**Stated task:** Write out every line of the material as it stands, apart from the pictures.
#### Data section
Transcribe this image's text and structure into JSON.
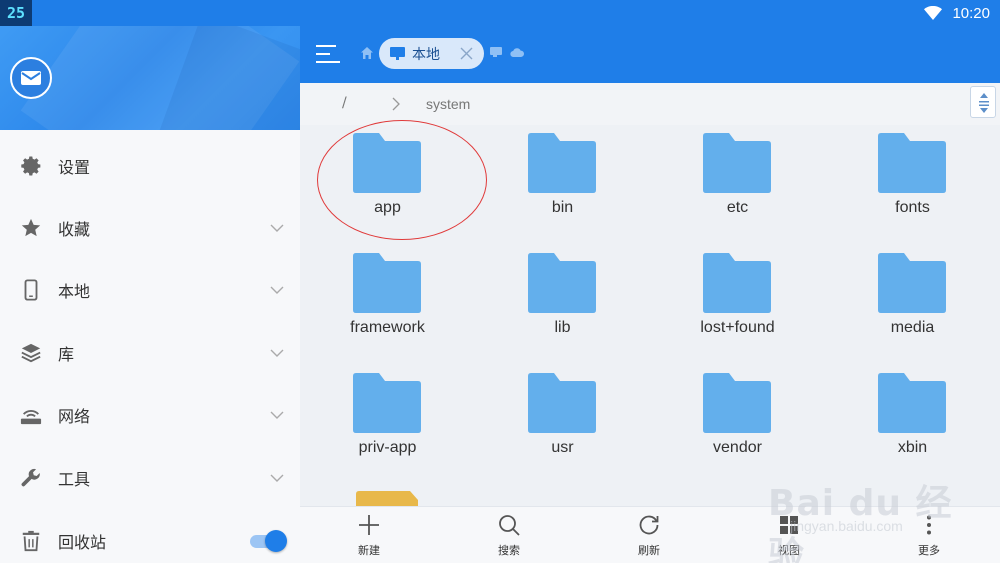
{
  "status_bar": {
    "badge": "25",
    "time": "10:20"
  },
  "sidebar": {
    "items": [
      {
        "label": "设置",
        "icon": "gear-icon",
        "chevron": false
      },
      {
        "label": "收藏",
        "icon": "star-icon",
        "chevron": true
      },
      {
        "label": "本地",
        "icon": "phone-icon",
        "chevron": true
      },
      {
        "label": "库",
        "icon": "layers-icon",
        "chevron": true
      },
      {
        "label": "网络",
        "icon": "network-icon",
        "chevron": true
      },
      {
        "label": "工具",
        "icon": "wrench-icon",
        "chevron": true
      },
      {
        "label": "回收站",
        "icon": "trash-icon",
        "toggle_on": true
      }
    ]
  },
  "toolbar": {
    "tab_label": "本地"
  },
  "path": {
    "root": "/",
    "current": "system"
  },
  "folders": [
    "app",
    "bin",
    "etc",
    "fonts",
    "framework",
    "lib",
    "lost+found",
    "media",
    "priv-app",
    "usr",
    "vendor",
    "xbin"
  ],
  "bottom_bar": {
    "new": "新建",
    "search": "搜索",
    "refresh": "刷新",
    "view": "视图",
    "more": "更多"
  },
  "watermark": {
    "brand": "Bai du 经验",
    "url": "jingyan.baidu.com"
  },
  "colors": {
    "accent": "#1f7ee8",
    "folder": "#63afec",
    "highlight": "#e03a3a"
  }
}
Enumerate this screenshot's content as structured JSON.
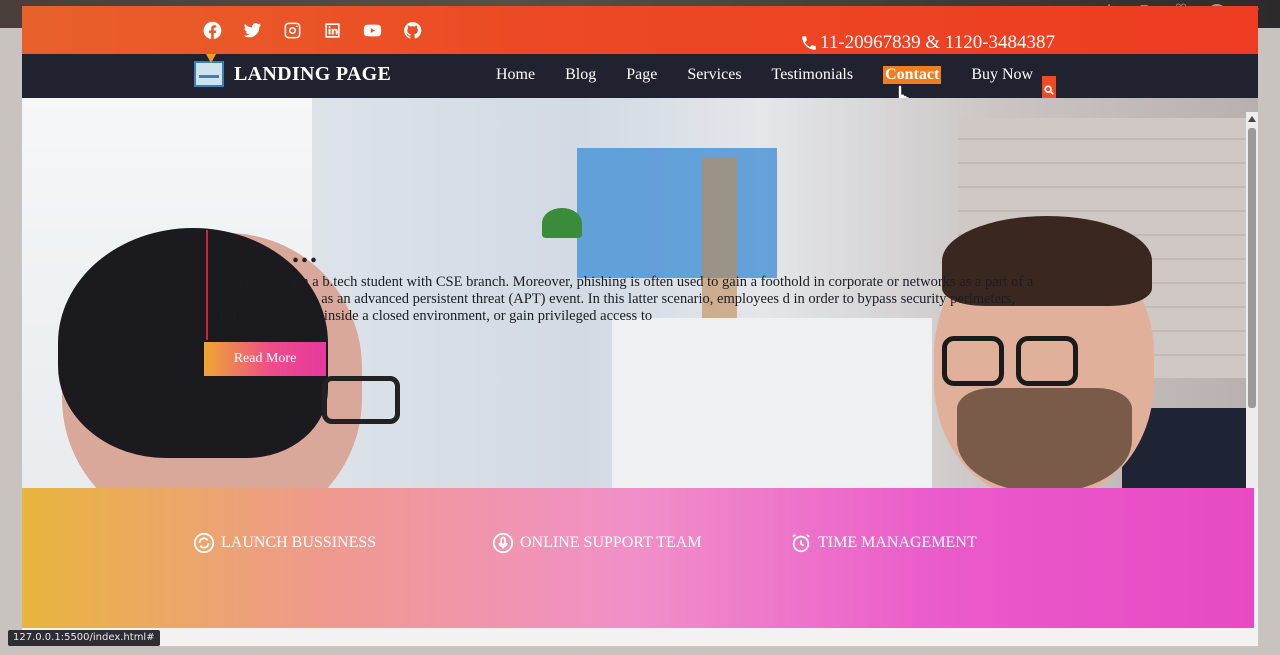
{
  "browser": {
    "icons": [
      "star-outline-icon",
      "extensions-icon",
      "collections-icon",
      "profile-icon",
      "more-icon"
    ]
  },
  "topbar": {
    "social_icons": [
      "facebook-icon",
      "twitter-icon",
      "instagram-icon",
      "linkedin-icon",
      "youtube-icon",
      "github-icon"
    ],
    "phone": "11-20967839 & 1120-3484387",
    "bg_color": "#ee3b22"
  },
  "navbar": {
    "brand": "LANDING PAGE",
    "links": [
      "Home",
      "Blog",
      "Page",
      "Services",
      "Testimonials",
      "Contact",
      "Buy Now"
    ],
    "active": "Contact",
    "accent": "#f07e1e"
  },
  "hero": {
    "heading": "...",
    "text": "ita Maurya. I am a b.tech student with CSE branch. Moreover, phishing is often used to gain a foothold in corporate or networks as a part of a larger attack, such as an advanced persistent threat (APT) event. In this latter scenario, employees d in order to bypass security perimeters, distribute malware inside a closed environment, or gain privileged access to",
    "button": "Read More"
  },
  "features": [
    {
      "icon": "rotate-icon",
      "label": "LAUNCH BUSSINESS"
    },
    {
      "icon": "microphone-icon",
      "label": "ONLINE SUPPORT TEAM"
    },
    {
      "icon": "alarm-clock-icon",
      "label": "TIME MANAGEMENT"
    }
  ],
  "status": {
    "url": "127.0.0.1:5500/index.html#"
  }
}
########
**Exercise answer:**
Transcribe this image's text and structure into JSON.
{
  "status_bar": {
    "badge": "25",
    "time": "10:20"
  },
  "sidebar": {
    "items": [
      {
        "label": "设置",
        "icon": "gear-icon",
        "chevron": false
      },
      {
        "label": "收藏",
        "icon": "star-icon",
        "chevron": true
      },
      {
        "label": "本地",
        "icon": "phone-icon",
        "chevron": true
      },
      {
        "label": "库",
        "icon": "layers-icon",
        "chevron": true
      },
      {
        "label": "网络",
        "icon": "network-icon",
        "chevron": true
      },
      {
        "label": "工具",
        "icon": "wrench-icon",
        "chevron": true
      },
      {
        "label": "回收站",
        "icon": "trash-icon",
        "toggle_on": true
      }
    ]
  },
  "toolbar": {
    "tab_label": "本地"
  },
  "path": {
    "root": "/",
    "current": "system"
  },
  "folders": [
    "app",
    "bin",
    "etc",
    "fonts",
    "framework",
    "lib",
    "lost+found",
    "media",
    "priv-app",
    "usr",
    "vendor",
    "xbin"
  ],
  "bottom_bar": {
    "new": "新建",
    "search": "搜索",
    "refresh": "刷新",
    "view": "视图",
    "more": "更多"
  },
  "watermark": {
    "brand": "Bai du 经验",
    "url": "jingyan.baidu.com"
  },
  "colors": {
    "accent": "#1f7ee8",
    "folder": "#63afec",
    "highlight": "#e03a3a"
  }
}
Enumerate this screenshot's content as structured JSON.
{
  "browser": {
    "icons": [
      "star-outline-icon",
      "extensions-icon",
      "collections-icon",
      "profile-icon",
      "more-icon"
    ]
  },
  "topbar": {
    "social_icons": [
      "facebook-icon",
      "twitter-icon",
      "instagram-icon",
      "linkedin-icon",
      "youtube-icon",
      "github-icon"
    ],
    "phone": "11-20967839 & 1120-3484387",
    "bg_color": "#ee3b22"
  },
  "navbar": {
    "brand": "LANDING PAGE",
    "links": [
      "Home",
      "Blog",
      "Page",
      "Services",
      "Testimonials",
      "Contact",
      "Buy Now"
    ],
    "active": "Contact",
    "accent": "#f07e1e"
  },
  "hero": {
    "heading": "...",
    "text": "ita Maurya. I am a b.tech student with CSE branch. Moreover, phishing is often used to gain a foothold in corporate or networks as a part of a larger attack, such as an advanced persistent threat (APT) event. In this latter scenario, employees d in order to bypass security perimeters, distribute malware inside a closed environment, or gain privileged access to",
    "button": "Read More"
  },
  "features": [
    {
      "icon": "rotate-icon",
      "label": "LAUNCH BUSSINESS"
    },
    {
      "icon": "microphone-icon",
      "label": "ONLINE SUPPORT TEAM"
    },
    {
      "icon": "alarm-clock-icon",
      "label": "TIME MANAGEMENT"
    }
  ],
  "status": {
    "url": "127.0.0.1:5500/index.html#"
  }
}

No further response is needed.